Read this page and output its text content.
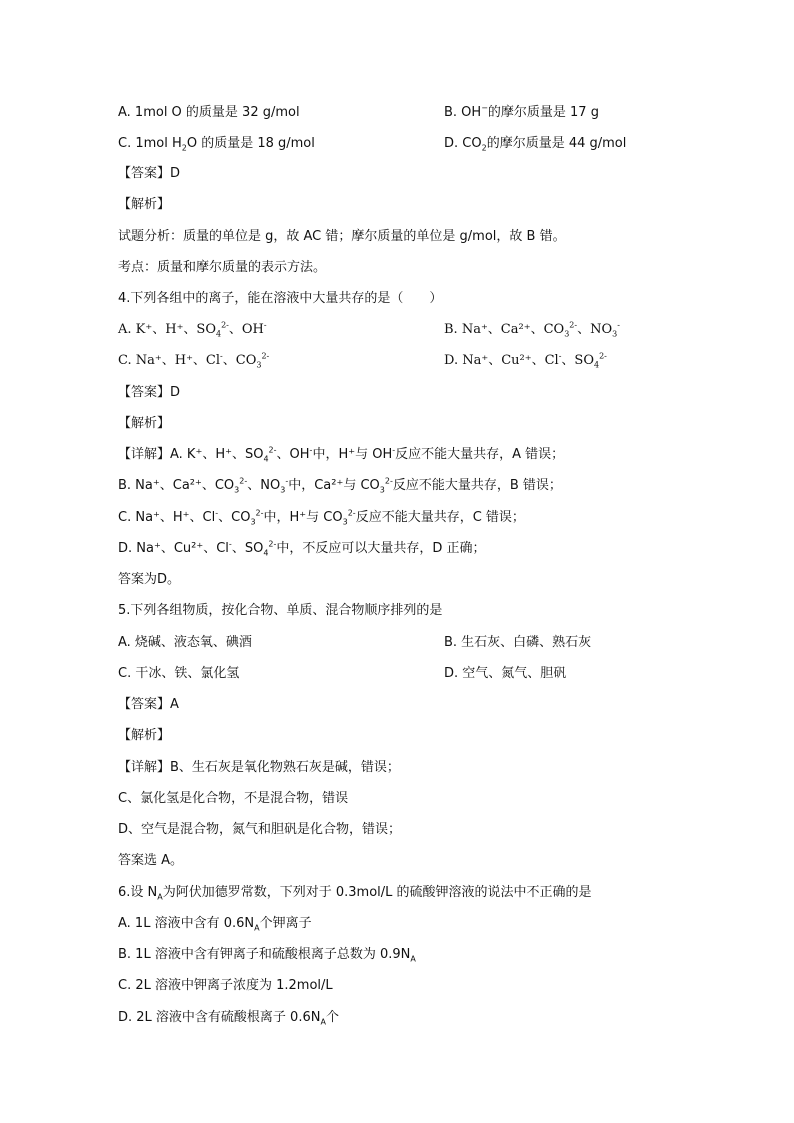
A. 1mol O 的质量是 32 g/mol	B. OH−的摩尔质量是 17 g
C. 1mol $H_2O$ 的质量是 18 g/mol	D. $CO_2$的摩尔质量是 44 g/mol
【答案】D
【解析】
试题分析：质量的单位是 g，故 AC 错；摩尔质量的单位是 g/mol，故 B 错。
考点：质量和摩尔质量的表示方法。
4.下列各组中的离子，能在溶液中大量共存的是（　　）
A. K⁺、H⁺、$SO_4^{2-}$、OH-	B. Na⁺、Ca²⁺、$CO_3^{2-}$、$NO_3^-$
C. Na⁺、H⁺、Cl-、$CO_3^{2-}$	D. Na⁺、Cu²⁺、Cl-、$SO_4^{2-}$
【答案】D
【解析】
【详解】A. K⁺、H⁺、$SO_4^{2-}$、OH-中，H⁺与 OH-反应不能大量共存，A 错误；
B. Na⁺、Ca²⁺、$CO_3^{2-}$、$NO_3^-$中，Ca²⁺与 $CO_3^{2-}$反应不能大量共存，B 错误；
C. Na⁺、H⁺、Cl-、$CO_3^{2-}$中，H⁺与 $CO_3^{2-}$反应不能大量共存，C 错误；
D. Na⁺、Cu²⁺、Cl-、$SO_4^{2-}$中，不反应可以大量共存，D 正确；
答案为D。
5.下列各组物质，按化合物、单质、混合物顺序排列的是
A. 烧碱、液态氧、碘酒	B. 生石灰、白磷、熟石灰
C. 干冰、铁、氯化氢	D. 空气、氮气、胆矾
【答案】A
【解析】
【详解】B、生石灰是氧化物熟石灰是碱，错误；
C、氯化氢是化合物，不是混合物，错误
D、空气是混合物，氮气和胆矾是化合物，错误；
答案选 A。
6.设 $N_A$为阿伏加德罗常数，下列对于 0.3mol/L 的硫酸钾溶液的说法中不正确的是
A. 1L 溶液中含有 $0.6N_A$个钾离子
B. 1L 溶液中含有钾离子和硫酸根离子总数为 $0.9N_A$
C. 2L 溶液中钾离子浓度为 1.2mol/L
D. 2L 溶液中含有硫酸根离子 $0.6N_A$个
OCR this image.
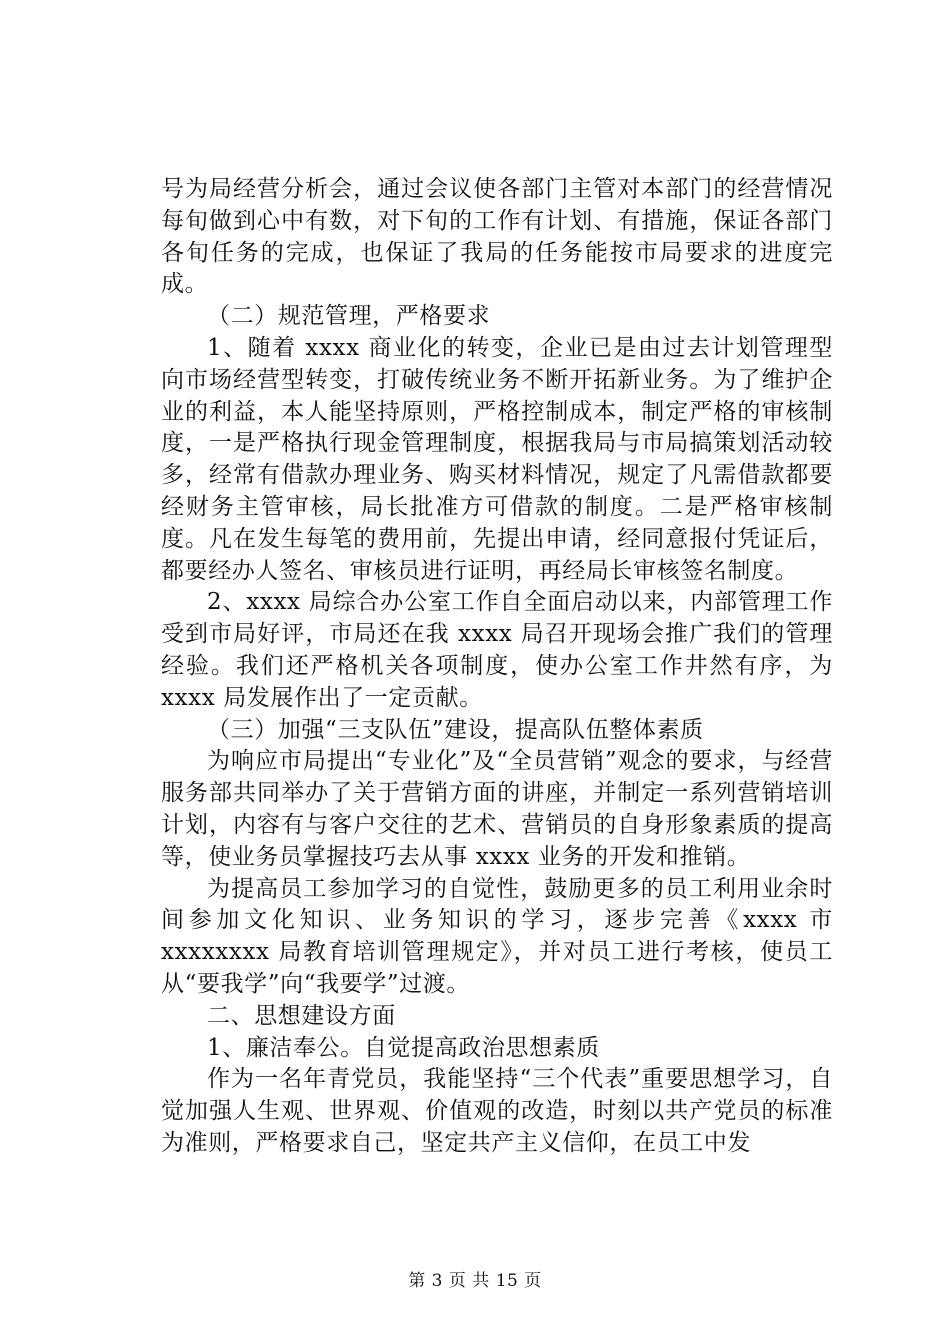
号为局经营分析会，通过会议使各部门主管对本部门的经营情况每旬做到心中有数，对下旬的工作有计划、有措施，保证各部门各旬任务的完成，也保证了我局的任务能按市局要求的进度完成。

（二）规范管理，严格要求

1、随着 xxxx 商业化的转变，企业已是由过去计划管理型向市场经营型转变，打破传统业务不断开拓新业务。为了维护企业的利益，本人能坚持原则，严格控制成本，制定严格的审核制度，一是严格执行现金管理制度，根据我局与市局搞策划活动较多，经常有借款办理业务、购买材料情况，规定了凡需借款都要经财务主管审核，局长批准方可借款的制度。二是严格审核制度。凡在发生每笔的费用前，先提出申请，经同意报付凭证后，都要经办人签名、审核员进行证明，再经局长审核签名制度。

2、xxxx 局综合办公室工作自全面启动以来，内部管理工作受到市局好评，市局还在我 xxxx 局召开现场会推广我们的管理经验。我们还严格机关各项制度，使办公室工作井然有序，为 xxxx 局发展作出了一定贡献。

（三）加强“三支队伍”建设，提高队伍整体素质

为响应市局提出“专业化”及“全员营销”观念的要求，与经营服务部共同举办了关于营销方面的讲座，并制定一系列营销培训计划，内容有与客户交往的艺术、营销员的自身形象素质的提高等，使业务员掌握技巧去从事 xxxx 业务的开发和推销。

为提高员工参加学习的自觉性，鼓励更多的员工利用业余时间参加文化知识、业务知识的学习，逐步完善《xxxx 市 xxxxxxxx 局教育培训管理规定》，并对员工进行考核，使员工从“要我学”向“我要学”过渡。

二、思想建设方面

1、廉洁奉公。自觉提高政治思想素质

作为一名年青党员，我能坚持“三个代表”重要思想学习，自觉加强人生观、世界观、价值观的改造，时刻以共产党员的标准为准则，严格要求自己，坚定共产主义信仰，在员工中发

第 3 页 共 15 页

▶ YOUR GOAL
An exact transcription of all the entries is required, without the pictures.

▶ THE SOLUTION
Read this page and output its text content.
A. 1mol O 的质量是 32 g/mol	B. OH−的摩尔质量是 17 g
C. 1mol $H_2O$ 的质量是 18 g/mol	D. $CO_2$的摩尔质量是 44 g/mol
【答案】D
【解析】
试题分析：质量的单位是 g，故 AC 错；摩尔质量的单位是 g/mol，故 B 错。
考点：质量和摩尔质量的表示方法。
4.下列各组中的离子，能在溶液中大量共存的是（　　）
A. K⁺、H⁺、$SO_4^{2-}$、OH-	B. Na⁺、Ca²⁺、$CO_3^{2-}$、$NO_3^-$
C. Na⁺、H⁺、Cl-、$CO_3^{2-}$	D. Na⁺、Cu²⁺、Cl-、$SO_4^{2-}$
【答案】D
【解析】
【详解】A. K⁺、H⁺、$SO_4^{2-}$、OH-中，H⁺与 OH-反应不能大量共存，A 错误；
B. Na⁺、Ca²⁺、$CO_3^{2-}$、$NO_3^-$中，Ca²⁺与 $CO_3^{2-}$反应不能大量共存，B 错误；
C. Na⁺、H⁺、Cl-、$CO_3^{2-}$中，H⁺与 $CO_3^{2-}$反应不能大量共存，C 错误；
D. Na⁺、Cu²⁺、Cl-、$SO_4^{2-}$中，不反应可以大量共存，D 正确；
答案为D。
5.下列各组物质，按化合物、单质、混合物顺序排列的是
A. 烧碱、液态氧、碘酒	B. 生石灰、白磷、熟石灰
C. 干冰、铁、氯化氢	D. 空气、氮气、胆矾
【答案】A
【解析】
【详解】B、生石灰是氧化物熟石灰是碱，错误；
C、氯化氢是化合物，不是混合物，错误
D、空气是混合物，氮气和胆矾是化合物，错误；
答案选 A。
6.设 $N_A$为阿伏加德罗常数，下列对于 0.3mol/L 的硫酸钾溶液的说法中不正确的是
A. 1L 溶液中含有 $0.6N_A$个钾离子
B. 1L 溶液中含有钾离子和硫酸根离子总数为 $0.9N_A$
C. 2L 溶液中钾离子浓度为 1.2mol/L
D. 2L 溶液中含有硫酸根离子 $0.6N_A$个
OCR this image.
号为局经营分析会，通过会议使各部门主管对本部门的经营情况每旬做到心中有数，对下旬的工作有计划、有措施，保证各部门各旬任务的完成，也保证了我局的任务能按市局要求的进度完成。

（二）规范管理，严格要求

1、随着 xxxx 商业化的转变，企业已是由过去计划管理型向市场经营型转变，打破传统业务不断开拓新业务。为了维护企业的利益，本人能坚持原则，严格控制成本，制定严格的审核制度，一是严格执行现金管理制度，根据我局与市局搞策划活动较多，经常有借款办理业务、购买材料情况，规定了凡需借款都要经财务主管审核，局长批准方可借款的制度。二是严格审核制度。凡在发生每笔的费用前，先提出申请，经同意报付凭证后，都要经办人签名、审核员进行证明，再经局长审核签名制度。

2、xxxx 局综合办公室工作自全面启动以来，内部管理工作受到市局好评，市局还在我 xxxx 局召开现场会推广我们的管理经验。我们还严格机关各项制度，使办公室工作井然有序，为 xxxx 局发展作出了一定贡献。

（三）加强“三支队伍”建设，提高队伍整体素质

为响应市局提出“专业化”及“全员营销”观念的要求，与经营服务部共同举办了关于营销方面的讲座，并制定一系列营销培训计划，内容有与客户交往的艺术、营销员的自身形象素质的提高等，使业务员掌握技巧去从事 xxxx 业务的开发和推销。

为提高员工参加学习的自觉性，鼓励更多的员工利用业余时间参加文化知识、业务知识的学习，逐步完善《xxxx 市 xxxxxxxx 局教育培训管理规定》，并对员工进行考核，使员工从“要我学”向“我要学”过渡。

二、思想建设方面

1、廉洁奉公。自觉提高政治思想素质

作为一名年青党员，我能坚持“三个代表”重要思想学习，自觉加强人生观、世界观、价值观的改造，时刻以共产党员的标准为准则，严格要求自己，坚定共产主义信仰，在员工中发

第 3 页 共 15 页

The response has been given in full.